** Stated exercise **
In the entries that follow, find the word "information" and report each line it is on.

##########

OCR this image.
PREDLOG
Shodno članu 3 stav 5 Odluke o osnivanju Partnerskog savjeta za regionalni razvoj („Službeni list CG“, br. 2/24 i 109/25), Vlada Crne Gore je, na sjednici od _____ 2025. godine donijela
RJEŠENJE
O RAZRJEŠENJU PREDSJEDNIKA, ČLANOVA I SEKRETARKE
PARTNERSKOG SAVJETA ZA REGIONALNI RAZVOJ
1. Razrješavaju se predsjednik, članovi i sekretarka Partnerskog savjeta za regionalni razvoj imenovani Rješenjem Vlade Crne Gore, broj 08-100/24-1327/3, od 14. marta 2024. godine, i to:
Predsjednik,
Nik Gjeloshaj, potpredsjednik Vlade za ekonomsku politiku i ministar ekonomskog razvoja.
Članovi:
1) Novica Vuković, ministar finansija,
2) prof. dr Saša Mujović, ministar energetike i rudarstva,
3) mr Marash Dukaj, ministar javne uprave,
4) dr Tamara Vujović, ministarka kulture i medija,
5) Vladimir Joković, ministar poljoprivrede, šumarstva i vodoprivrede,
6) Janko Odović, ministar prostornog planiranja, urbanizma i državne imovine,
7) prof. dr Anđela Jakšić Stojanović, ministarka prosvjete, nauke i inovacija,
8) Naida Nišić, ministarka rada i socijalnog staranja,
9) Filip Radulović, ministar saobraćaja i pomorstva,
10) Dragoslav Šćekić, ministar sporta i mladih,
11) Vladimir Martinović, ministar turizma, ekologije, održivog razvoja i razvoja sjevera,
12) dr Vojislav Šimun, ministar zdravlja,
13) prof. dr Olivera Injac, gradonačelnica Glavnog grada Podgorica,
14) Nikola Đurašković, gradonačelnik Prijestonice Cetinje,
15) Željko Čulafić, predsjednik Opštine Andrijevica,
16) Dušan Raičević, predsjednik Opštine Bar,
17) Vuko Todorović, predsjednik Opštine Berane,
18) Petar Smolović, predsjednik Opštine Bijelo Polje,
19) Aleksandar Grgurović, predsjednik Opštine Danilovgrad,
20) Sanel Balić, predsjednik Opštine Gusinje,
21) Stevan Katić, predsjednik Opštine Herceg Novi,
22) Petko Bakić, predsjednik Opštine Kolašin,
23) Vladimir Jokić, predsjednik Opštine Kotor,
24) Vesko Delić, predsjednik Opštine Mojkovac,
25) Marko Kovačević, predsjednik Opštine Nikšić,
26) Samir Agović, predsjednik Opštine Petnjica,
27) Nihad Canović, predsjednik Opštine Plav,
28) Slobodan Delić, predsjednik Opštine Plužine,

##########

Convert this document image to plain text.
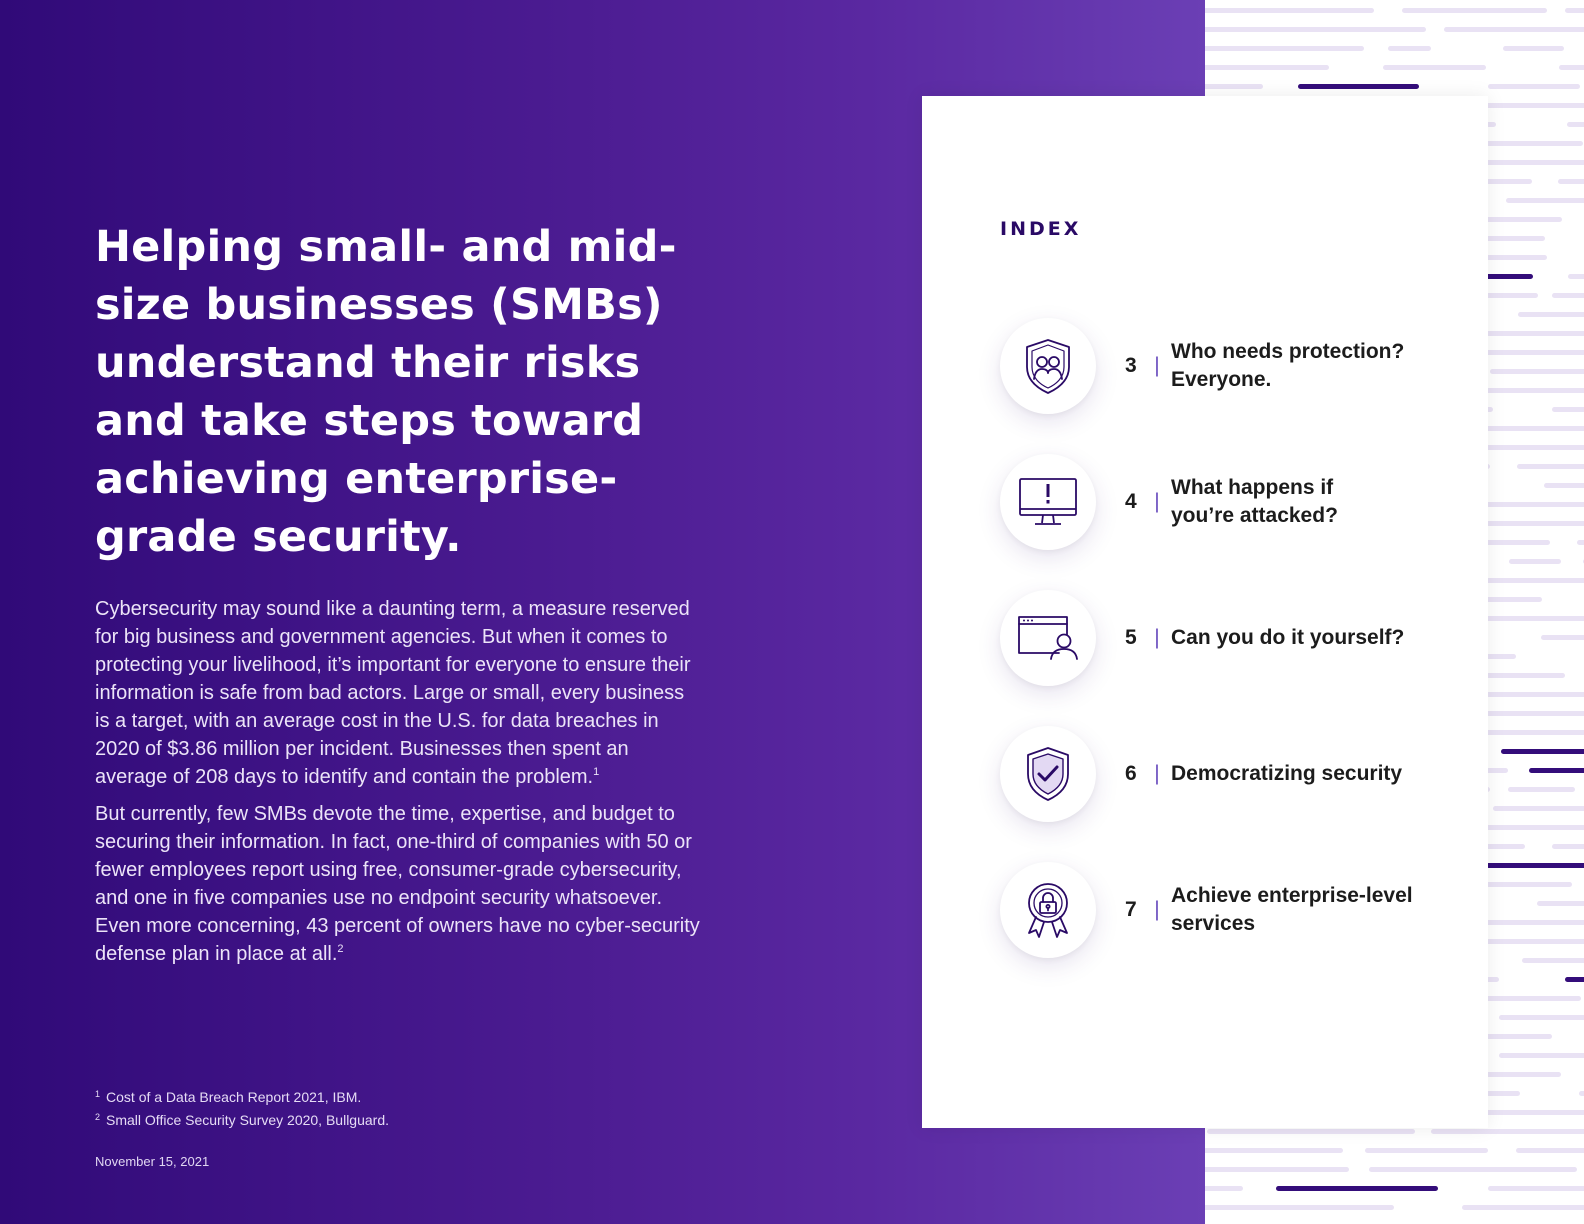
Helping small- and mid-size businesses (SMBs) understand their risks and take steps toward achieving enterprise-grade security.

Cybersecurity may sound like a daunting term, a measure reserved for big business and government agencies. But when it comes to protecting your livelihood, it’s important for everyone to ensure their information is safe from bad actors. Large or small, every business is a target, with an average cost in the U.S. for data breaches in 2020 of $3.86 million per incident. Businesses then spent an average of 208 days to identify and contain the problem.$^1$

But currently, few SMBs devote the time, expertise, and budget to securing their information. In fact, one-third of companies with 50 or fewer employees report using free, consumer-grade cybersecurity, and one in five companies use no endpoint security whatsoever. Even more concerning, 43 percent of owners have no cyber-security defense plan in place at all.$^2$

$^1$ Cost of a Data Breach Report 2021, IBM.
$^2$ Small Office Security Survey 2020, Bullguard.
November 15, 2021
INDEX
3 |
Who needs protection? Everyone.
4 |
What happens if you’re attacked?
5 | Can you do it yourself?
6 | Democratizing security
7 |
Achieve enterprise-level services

##########

** Written reply **
Cybersecurity may sound like a daunting term, a measure reserved for big business and government agencies. But when it comes to protecting your livelihood, it’s important for everyone to ensure their information is safe from bad actors. Large or small, every business is a target, with an average cost in the U.S. for data breaches in 2020 of $3.86 million per incident. Businesses then spent an average of 208 days to identify and contain the problem.$^1$
But currently, few SMBs devote the time, expertise, and budget to securing their information. In fact, one-third of companies with 50 or fewer employees report using free, consumer-grade cybersecurity, and one in five companies use no endpoint security whatsoever. Even more concerning, 43 percent of owners have no cyber-security defense plan in place at all.$^2$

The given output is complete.